(A block of data)
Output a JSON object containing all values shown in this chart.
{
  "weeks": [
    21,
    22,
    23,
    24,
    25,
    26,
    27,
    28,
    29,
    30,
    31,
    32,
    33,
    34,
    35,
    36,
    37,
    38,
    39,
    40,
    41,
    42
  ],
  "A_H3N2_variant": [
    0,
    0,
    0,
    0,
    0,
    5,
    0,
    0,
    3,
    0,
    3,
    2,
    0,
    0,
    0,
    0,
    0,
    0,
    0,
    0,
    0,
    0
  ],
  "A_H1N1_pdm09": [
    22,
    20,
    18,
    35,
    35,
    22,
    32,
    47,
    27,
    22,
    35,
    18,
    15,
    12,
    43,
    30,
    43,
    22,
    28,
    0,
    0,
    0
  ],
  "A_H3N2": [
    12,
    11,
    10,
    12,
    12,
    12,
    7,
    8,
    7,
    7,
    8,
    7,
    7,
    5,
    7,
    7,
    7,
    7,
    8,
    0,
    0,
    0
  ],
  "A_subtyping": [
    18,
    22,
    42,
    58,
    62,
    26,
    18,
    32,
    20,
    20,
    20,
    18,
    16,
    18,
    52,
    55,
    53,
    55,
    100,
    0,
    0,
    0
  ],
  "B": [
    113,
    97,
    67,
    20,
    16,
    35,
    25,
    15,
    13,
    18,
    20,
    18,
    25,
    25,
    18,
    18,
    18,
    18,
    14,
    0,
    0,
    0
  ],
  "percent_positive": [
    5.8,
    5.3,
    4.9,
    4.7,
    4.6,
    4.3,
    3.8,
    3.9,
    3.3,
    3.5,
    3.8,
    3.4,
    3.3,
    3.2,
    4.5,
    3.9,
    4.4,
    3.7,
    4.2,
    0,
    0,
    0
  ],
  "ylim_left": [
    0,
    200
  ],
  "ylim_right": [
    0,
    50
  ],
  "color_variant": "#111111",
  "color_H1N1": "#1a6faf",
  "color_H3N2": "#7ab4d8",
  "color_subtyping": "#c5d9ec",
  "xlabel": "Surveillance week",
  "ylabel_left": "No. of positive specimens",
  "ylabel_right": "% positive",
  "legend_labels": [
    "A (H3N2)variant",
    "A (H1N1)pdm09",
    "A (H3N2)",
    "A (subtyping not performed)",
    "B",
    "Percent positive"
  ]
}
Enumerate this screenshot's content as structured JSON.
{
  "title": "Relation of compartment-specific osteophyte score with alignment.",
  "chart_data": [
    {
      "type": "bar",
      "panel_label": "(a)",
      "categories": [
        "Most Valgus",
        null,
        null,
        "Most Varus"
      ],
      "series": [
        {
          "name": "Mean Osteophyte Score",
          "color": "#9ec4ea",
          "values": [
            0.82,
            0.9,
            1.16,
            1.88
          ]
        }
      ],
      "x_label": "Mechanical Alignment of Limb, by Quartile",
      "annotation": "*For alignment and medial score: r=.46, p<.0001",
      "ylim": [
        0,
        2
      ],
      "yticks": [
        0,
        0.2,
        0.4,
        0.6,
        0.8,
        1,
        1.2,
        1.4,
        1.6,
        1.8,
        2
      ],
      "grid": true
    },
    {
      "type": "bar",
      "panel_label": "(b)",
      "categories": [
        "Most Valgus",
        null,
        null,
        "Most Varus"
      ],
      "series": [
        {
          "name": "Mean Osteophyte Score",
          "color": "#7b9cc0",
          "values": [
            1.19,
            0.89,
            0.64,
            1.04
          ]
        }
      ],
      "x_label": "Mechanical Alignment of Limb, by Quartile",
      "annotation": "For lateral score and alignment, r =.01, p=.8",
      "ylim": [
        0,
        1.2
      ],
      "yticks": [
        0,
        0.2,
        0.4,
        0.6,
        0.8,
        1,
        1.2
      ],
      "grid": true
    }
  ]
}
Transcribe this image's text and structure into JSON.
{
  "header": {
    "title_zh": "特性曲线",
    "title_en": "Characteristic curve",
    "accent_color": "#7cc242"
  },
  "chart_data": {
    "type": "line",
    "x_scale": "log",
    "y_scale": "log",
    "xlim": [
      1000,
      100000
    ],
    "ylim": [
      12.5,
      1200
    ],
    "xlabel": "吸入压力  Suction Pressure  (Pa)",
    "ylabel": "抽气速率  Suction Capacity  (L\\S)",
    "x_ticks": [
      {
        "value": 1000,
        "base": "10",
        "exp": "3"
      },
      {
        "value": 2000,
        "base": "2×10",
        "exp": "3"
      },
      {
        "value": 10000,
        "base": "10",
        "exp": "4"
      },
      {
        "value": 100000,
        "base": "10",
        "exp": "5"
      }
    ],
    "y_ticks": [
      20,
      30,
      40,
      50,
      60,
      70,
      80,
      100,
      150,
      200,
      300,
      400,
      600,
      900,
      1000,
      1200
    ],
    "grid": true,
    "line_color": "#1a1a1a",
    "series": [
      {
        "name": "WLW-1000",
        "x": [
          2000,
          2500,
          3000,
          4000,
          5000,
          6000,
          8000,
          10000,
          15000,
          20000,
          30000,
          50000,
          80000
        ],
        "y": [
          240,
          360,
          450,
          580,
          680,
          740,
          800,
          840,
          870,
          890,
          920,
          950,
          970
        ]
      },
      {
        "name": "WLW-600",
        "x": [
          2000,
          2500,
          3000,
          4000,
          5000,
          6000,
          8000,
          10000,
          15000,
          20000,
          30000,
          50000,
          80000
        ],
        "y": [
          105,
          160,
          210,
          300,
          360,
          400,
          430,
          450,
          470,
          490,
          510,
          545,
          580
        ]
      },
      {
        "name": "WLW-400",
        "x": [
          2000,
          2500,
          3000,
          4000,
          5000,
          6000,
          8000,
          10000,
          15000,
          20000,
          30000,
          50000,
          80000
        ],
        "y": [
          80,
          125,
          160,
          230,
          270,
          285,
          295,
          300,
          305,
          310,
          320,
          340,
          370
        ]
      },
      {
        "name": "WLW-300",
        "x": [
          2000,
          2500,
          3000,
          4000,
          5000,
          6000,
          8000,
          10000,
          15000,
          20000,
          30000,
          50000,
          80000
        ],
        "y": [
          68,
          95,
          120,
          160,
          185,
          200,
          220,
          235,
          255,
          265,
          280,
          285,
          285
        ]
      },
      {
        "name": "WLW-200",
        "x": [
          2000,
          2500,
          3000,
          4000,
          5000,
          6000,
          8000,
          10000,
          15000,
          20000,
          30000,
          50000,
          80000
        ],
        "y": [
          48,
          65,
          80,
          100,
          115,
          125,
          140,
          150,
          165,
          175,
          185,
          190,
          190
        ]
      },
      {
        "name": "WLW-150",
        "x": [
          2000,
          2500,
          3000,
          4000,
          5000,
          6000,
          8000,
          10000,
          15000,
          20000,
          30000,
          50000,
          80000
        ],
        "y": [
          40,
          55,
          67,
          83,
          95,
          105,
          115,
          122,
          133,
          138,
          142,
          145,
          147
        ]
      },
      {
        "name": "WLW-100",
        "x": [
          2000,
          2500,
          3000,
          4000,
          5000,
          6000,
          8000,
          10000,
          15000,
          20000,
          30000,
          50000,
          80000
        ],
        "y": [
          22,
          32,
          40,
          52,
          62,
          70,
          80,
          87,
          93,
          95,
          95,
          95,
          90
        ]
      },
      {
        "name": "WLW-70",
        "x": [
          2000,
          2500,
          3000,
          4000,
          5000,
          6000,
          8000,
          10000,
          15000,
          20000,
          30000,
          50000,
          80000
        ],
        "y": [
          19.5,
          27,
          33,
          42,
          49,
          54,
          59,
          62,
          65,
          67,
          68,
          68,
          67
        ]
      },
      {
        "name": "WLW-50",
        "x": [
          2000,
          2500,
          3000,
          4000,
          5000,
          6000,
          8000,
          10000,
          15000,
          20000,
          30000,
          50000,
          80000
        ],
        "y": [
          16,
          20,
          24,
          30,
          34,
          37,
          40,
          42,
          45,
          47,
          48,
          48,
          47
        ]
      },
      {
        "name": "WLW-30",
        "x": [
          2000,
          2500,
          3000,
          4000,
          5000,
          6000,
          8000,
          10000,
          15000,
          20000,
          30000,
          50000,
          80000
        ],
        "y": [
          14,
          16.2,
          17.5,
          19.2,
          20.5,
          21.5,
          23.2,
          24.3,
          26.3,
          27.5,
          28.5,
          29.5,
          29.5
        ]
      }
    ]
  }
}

WORK TO BE COMPLETED »
Count each line of the data where the word "xlabel" appears, then reply with the total only.

SOLUTION »
2